[Data entries]
=====
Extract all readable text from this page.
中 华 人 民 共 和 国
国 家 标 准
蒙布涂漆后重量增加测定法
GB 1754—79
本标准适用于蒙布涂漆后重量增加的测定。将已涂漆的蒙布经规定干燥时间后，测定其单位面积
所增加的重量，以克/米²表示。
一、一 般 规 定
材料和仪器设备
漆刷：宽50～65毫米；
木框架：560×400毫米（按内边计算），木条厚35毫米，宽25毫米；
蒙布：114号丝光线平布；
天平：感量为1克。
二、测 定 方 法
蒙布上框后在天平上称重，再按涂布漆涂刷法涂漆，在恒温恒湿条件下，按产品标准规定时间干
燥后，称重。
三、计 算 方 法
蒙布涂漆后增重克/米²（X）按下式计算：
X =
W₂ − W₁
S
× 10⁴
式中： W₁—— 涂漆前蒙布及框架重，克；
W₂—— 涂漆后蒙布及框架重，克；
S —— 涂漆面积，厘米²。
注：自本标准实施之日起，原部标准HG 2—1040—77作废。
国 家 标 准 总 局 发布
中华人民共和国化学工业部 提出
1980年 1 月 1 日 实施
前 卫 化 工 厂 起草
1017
=====
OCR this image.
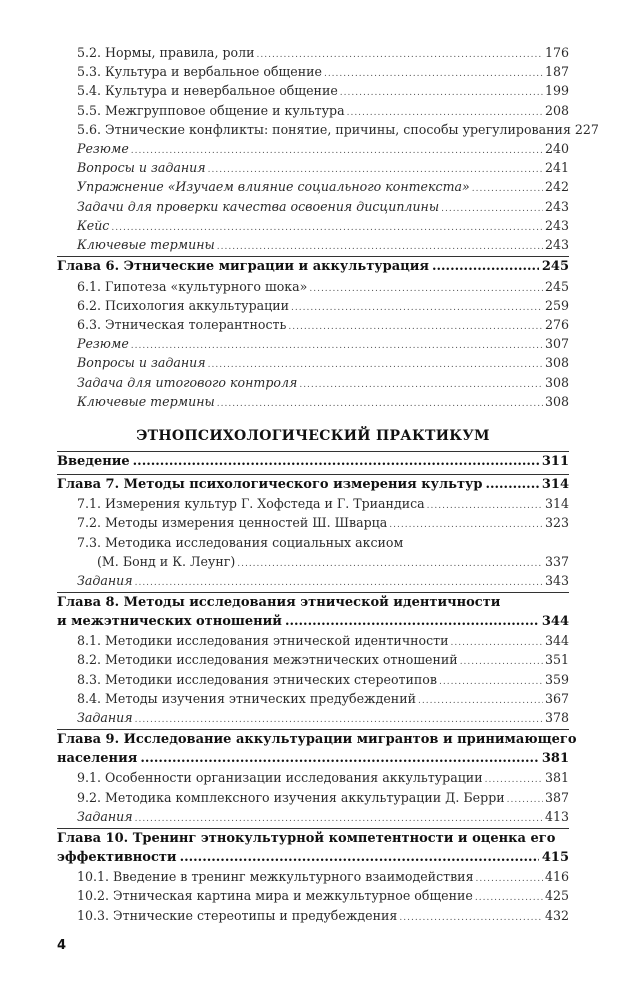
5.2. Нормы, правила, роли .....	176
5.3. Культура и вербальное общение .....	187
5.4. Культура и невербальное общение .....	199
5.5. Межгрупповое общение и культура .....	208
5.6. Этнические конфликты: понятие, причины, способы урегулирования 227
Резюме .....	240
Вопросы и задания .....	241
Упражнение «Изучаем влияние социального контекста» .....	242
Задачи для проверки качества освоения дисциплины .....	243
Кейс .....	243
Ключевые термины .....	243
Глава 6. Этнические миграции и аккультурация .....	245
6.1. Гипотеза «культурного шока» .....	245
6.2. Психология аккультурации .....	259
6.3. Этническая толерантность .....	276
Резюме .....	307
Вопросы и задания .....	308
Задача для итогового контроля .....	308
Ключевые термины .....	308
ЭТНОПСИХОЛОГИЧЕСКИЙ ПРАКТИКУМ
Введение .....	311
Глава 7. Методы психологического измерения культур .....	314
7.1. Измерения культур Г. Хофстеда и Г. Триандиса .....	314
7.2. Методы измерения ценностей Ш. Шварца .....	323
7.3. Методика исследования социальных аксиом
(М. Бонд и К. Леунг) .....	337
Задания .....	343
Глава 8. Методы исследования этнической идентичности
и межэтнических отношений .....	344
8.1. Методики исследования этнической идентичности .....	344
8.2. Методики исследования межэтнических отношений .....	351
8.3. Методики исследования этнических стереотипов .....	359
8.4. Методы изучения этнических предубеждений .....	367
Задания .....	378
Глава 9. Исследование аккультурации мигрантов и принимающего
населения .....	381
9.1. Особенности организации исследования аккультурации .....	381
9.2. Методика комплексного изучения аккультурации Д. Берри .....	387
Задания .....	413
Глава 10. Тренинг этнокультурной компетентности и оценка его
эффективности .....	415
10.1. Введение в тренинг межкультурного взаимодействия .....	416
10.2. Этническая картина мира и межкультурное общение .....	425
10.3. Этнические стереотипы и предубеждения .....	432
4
=====
THE TASK: Count every line in the data that contains the word "this", then give that count and nothing else.

FULL OUTPUT: 2